● OBJECTIVE: In the lines below, find how many contain the word "Salinity" and report that figure alone.

Dataset entries on figures:
** BEGIN **
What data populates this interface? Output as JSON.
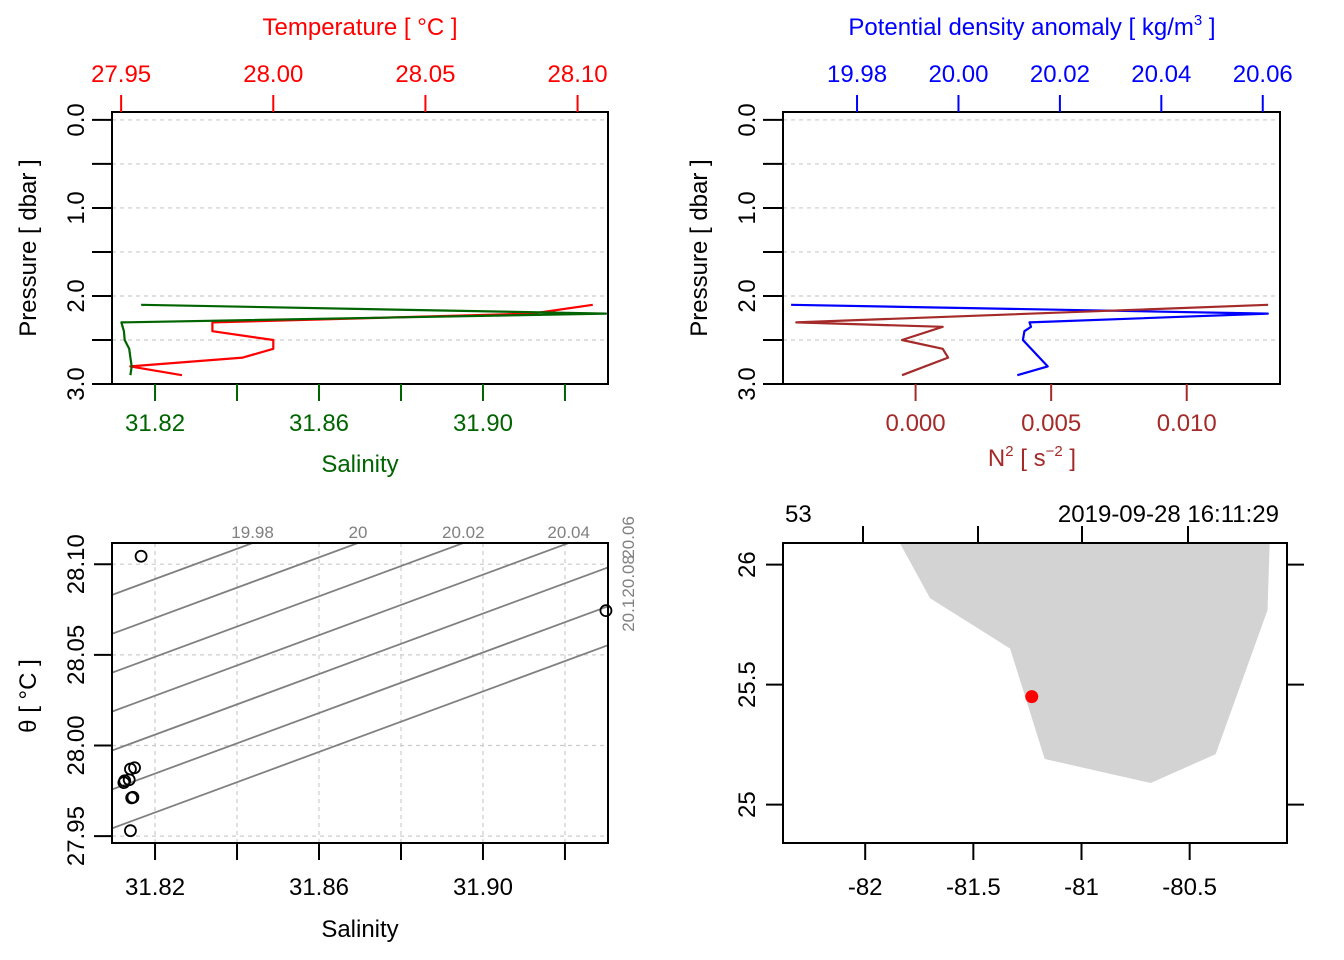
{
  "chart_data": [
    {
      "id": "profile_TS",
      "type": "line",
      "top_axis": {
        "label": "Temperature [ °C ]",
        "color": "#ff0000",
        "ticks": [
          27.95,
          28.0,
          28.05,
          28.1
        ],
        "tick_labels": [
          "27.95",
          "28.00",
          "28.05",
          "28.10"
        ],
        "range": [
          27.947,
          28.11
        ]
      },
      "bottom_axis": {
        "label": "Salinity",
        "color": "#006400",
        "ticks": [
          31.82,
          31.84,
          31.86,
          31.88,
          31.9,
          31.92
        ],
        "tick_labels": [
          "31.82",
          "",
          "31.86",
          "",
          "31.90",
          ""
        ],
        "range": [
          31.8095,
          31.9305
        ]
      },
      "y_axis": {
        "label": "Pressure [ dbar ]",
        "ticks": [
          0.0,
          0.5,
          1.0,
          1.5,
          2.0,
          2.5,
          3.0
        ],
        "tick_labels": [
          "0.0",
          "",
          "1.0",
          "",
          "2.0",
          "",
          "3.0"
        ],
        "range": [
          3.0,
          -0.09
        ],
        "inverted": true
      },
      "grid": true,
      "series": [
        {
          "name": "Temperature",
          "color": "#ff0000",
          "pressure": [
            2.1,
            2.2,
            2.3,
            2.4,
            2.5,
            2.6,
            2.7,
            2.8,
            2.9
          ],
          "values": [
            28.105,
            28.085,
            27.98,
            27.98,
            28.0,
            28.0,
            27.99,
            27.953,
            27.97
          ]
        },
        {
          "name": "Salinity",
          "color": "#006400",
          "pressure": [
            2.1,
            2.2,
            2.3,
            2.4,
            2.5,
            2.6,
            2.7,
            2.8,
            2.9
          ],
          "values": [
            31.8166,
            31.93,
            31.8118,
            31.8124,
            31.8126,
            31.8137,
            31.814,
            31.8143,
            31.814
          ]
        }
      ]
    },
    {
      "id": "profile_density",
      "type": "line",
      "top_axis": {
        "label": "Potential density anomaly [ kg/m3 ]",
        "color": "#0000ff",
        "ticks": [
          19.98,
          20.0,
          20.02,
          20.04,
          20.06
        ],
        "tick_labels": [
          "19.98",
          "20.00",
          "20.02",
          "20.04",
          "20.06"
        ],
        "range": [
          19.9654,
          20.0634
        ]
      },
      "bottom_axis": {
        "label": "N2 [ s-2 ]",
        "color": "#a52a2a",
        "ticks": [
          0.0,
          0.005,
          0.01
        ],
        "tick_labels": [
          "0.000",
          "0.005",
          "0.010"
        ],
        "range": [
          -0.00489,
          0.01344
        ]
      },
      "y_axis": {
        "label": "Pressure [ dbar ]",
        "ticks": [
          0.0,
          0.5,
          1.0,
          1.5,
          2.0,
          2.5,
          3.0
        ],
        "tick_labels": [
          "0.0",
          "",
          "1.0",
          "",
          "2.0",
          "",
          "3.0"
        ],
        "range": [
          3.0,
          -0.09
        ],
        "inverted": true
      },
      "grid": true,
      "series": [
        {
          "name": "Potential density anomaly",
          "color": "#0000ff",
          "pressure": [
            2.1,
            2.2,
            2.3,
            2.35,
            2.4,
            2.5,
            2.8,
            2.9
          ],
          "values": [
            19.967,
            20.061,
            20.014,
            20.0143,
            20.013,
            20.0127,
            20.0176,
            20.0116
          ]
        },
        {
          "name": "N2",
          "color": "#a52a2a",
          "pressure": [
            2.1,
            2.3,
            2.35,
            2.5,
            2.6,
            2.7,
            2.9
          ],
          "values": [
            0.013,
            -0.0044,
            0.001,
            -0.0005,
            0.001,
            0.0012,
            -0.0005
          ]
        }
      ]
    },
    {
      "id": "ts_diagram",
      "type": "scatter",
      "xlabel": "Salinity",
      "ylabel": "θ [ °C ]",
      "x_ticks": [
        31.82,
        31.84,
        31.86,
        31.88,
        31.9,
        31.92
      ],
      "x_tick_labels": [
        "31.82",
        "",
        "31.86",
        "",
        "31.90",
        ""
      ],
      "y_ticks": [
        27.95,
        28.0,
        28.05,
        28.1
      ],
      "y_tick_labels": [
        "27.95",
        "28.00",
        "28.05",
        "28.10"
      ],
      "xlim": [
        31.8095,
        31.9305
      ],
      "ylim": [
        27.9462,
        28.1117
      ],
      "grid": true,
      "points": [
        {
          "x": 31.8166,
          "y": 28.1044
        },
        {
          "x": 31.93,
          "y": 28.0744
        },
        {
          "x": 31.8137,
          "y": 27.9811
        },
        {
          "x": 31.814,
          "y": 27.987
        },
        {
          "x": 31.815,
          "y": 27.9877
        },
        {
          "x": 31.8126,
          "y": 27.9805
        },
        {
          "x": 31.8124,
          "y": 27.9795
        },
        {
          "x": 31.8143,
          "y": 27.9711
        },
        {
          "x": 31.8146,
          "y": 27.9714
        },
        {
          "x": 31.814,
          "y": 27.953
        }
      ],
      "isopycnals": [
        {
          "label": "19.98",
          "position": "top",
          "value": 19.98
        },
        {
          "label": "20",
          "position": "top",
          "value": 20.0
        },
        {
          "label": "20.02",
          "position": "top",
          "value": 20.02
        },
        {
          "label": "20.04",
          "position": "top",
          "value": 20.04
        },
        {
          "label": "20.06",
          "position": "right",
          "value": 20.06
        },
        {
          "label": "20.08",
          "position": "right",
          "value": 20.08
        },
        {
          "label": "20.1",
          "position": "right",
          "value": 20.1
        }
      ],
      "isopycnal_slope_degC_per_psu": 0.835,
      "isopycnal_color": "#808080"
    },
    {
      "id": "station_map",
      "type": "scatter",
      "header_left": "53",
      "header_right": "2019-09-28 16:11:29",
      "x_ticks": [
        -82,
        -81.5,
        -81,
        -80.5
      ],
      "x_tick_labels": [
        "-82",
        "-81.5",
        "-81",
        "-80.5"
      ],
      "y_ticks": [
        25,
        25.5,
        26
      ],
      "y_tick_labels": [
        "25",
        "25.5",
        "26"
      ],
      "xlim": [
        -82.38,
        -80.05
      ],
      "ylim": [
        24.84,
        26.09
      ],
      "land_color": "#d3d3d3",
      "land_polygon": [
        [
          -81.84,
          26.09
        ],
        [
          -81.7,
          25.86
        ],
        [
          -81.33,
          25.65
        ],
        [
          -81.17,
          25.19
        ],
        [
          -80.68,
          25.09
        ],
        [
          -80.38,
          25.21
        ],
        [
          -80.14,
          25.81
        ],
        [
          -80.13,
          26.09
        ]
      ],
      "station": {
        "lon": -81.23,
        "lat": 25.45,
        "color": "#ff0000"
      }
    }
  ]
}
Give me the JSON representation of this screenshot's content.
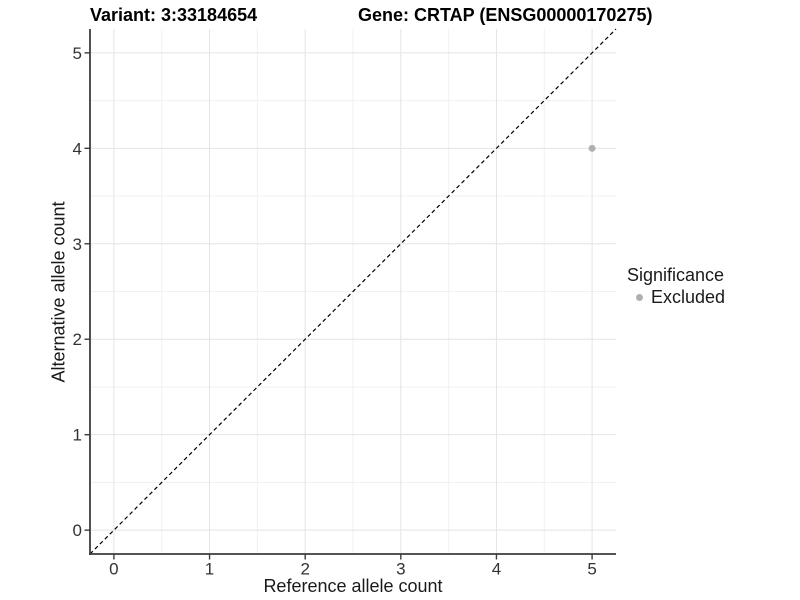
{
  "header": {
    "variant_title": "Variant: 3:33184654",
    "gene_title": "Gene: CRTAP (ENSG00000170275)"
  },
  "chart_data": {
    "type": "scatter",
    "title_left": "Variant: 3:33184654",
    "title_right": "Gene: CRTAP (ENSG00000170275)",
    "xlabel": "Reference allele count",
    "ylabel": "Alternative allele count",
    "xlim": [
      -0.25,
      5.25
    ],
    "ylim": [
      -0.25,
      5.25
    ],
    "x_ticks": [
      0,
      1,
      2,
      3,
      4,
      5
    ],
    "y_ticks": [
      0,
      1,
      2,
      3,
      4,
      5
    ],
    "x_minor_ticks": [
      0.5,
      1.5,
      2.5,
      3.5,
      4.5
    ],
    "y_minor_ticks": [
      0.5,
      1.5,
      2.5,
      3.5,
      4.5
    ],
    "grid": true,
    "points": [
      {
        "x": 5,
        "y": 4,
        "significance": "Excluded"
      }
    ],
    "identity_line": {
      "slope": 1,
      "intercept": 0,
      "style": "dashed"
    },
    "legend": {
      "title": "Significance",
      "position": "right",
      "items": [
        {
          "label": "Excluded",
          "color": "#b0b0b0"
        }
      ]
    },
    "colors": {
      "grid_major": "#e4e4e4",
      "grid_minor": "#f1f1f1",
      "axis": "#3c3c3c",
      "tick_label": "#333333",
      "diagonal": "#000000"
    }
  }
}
** END **
● FINAL RESULT: 3